**GIVEN ENTRIES**
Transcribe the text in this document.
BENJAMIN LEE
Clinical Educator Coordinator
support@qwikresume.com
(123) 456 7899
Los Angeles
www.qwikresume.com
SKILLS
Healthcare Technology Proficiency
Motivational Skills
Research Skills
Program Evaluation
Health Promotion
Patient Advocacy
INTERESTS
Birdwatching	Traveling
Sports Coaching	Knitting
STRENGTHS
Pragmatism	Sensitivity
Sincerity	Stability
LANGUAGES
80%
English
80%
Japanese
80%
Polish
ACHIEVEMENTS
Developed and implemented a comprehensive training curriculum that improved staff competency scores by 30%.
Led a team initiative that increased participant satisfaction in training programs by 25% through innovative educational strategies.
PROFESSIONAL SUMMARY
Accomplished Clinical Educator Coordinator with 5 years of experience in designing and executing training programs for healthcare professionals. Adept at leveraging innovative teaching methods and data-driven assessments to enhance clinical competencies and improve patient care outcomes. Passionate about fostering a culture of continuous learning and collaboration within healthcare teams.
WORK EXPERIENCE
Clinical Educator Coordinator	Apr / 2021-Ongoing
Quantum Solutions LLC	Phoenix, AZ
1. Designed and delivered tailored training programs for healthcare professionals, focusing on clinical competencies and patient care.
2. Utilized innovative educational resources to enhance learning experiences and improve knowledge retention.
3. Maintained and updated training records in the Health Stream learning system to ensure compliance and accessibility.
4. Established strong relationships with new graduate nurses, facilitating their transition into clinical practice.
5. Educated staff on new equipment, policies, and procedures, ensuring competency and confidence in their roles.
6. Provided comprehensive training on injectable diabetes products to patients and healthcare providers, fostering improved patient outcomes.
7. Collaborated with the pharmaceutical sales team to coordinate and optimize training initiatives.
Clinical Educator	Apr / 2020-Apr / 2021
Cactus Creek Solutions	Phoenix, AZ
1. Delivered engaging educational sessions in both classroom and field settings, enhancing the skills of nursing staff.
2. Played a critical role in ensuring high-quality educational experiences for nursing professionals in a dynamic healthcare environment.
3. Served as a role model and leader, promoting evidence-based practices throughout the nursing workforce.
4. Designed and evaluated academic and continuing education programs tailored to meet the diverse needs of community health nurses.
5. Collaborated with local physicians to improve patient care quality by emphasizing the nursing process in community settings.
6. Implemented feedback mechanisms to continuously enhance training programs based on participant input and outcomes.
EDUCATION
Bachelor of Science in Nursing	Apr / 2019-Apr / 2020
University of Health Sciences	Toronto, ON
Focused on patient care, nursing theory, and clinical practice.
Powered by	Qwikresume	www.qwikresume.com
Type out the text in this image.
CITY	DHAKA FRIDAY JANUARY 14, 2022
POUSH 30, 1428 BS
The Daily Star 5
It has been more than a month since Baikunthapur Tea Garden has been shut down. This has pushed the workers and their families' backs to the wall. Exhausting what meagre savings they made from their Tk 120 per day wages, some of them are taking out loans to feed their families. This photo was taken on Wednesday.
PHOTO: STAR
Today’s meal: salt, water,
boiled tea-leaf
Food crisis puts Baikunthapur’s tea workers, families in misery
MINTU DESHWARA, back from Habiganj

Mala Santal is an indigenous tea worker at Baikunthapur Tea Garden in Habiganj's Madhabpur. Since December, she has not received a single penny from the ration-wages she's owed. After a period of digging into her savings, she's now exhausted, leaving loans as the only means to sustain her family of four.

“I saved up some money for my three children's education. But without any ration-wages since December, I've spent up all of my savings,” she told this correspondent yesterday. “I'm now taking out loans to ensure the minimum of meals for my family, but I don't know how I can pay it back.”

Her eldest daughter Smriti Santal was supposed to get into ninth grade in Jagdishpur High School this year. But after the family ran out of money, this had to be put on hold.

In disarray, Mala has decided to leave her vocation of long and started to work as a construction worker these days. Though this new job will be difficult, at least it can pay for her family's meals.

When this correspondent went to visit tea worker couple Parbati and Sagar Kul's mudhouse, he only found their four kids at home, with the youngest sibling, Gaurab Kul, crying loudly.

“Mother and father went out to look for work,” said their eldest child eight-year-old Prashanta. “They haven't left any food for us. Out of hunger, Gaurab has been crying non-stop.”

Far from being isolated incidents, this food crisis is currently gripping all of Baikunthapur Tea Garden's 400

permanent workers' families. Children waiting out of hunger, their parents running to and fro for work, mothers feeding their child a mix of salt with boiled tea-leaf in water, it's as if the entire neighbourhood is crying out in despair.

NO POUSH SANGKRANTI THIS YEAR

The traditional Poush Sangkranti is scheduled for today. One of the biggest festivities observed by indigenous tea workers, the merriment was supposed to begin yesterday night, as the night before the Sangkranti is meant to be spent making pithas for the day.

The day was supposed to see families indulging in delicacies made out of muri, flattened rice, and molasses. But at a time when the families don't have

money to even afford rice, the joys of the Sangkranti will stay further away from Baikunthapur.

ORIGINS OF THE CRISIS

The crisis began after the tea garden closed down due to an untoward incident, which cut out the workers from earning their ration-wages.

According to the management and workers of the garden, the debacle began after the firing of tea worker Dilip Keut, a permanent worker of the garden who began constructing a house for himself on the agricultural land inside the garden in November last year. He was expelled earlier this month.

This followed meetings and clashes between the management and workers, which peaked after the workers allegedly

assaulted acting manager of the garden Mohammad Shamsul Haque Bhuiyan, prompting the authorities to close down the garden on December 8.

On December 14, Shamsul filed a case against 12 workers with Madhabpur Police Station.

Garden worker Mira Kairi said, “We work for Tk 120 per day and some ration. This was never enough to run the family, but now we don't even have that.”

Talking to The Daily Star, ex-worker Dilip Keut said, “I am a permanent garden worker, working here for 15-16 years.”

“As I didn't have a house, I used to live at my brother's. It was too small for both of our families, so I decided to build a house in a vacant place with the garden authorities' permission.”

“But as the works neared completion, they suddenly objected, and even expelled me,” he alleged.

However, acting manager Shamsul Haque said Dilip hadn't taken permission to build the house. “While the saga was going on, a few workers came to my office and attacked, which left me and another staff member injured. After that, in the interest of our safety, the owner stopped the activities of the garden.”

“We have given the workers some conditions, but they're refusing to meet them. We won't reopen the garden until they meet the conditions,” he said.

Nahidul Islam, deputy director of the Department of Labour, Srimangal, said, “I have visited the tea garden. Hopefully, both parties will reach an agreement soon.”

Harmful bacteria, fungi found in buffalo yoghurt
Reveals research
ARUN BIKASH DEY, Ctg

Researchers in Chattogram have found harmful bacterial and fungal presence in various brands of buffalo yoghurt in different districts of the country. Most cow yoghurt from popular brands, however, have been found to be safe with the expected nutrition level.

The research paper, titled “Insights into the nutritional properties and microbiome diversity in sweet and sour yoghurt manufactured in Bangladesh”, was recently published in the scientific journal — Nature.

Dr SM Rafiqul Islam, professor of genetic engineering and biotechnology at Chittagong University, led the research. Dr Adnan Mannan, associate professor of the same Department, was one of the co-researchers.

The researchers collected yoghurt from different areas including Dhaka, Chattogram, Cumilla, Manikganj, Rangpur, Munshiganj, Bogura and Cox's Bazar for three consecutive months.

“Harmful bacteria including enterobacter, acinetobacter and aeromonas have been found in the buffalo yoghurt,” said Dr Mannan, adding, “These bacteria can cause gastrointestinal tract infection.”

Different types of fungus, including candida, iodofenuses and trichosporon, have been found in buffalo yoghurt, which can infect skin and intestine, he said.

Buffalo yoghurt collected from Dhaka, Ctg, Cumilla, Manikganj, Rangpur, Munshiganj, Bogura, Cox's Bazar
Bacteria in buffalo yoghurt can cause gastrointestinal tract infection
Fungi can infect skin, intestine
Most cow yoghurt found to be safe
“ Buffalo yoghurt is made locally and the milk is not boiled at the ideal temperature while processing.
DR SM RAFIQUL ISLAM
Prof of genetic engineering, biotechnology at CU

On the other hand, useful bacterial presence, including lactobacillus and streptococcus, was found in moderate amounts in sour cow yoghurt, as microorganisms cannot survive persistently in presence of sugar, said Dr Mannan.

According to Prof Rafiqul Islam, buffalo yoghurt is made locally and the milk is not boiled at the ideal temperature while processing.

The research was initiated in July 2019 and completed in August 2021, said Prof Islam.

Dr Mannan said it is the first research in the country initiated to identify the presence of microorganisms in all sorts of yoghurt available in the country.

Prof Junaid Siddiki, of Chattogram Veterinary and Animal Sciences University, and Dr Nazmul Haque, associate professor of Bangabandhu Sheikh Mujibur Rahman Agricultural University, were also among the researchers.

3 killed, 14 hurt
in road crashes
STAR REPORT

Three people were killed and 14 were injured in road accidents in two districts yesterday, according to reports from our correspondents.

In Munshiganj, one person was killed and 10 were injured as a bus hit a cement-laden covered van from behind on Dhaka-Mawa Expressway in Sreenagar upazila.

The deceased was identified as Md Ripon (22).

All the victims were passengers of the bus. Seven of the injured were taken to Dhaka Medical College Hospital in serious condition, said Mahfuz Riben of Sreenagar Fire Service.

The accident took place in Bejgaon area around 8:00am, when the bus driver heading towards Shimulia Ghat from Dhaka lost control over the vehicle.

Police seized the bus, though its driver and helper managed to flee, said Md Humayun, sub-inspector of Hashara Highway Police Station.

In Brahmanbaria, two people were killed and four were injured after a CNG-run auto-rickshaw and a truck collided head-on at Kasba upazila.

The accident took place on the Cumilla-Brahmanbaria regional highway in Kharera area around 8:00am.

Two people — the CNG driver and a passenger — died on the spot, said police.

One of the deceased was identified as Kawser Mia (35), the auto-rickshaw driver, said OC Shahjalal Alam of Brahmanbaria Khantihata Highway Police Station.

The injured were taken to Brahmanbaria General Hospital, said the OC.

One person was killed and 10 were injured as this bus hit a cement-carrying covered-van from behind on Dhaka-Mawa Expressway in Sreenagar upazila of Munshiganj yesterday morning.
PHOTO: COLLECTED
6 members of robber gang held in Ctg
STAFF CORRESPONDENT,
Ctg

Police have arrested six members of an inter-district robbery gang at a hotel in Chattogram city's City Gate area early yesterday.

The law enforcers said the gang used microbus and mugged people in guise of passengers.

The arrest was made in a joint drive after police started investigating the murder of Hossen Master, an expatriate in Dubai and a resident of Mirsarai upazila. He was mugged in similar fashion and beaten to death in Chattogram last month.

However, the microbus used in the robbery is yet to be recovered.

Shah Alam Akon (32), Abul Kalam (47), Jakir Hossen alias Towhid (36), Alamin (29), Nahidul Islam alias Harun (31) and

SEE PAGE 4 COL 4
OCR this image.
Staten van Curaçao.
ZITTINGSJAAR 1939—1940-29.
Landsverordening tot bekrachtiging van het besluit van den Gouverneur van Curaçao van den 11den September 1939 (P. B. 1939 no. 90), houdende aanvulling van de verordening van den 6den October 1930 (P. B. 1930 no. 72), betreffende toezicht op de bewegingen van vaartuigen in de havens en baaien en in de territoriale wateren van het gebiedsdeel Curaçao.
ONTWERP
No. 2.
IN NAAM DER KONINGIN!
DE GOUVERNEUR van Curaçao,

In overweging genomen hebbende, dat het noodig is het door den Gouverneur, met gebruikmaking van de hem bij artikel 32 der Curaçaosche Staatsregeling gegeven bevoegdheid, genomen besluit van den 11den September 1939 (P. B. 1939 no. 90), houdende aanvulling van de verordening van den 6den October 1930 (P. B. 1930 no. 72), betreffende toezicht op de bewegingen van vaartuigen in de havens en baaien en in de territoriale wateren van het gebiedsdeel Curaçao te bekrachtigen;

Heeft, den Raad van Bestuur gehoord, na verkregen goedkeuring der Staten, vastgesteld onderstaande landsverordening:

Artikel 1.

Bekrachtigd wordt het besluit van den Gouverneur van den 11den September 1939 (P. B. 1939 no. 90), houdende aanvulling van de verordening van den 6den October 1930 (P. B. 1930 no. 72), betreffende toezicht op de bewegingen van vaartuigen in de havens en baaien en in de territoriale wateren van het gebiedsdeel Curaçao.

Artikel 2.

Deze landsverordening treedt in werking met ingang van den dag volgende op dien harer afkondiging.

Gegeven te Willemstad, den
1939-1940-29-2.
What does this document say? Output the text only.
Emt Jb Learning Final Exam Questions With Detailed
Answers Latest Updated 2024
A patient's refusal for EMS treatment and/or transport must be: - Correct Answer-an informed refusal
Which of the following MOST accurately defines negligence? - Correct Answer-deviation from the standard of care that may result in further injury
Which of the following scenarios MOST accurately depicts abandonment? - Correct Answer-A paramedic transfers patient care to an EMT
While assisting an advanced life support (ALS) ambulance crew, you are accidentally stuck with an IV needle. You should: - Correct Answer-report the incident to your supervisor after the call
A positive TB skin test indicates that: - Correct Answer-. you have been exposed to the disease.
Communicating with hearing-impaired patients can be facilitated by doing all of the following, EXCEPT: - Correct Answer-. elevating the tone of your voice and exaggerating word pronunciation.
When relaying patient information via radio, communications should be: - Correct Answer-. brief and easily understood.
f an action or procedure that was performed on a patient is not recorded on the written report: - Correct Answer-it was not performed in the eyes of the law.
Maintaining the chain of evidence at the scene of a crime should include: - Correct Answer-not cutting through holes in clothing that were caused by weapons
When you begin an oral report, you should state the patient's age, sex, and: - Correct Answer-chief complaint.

**WHAT TO DO**
Of the lines above, show those in which "leaf" appears.

**SOLUTION**
boiled tea-leaf
permanent workers' families. Children waiting out of hunger, their parents running to and fro for work, mothers feeding their child a mix of salt with boiled tea-leaf in water, it's as if the entire neighbourhood is crying out in despair.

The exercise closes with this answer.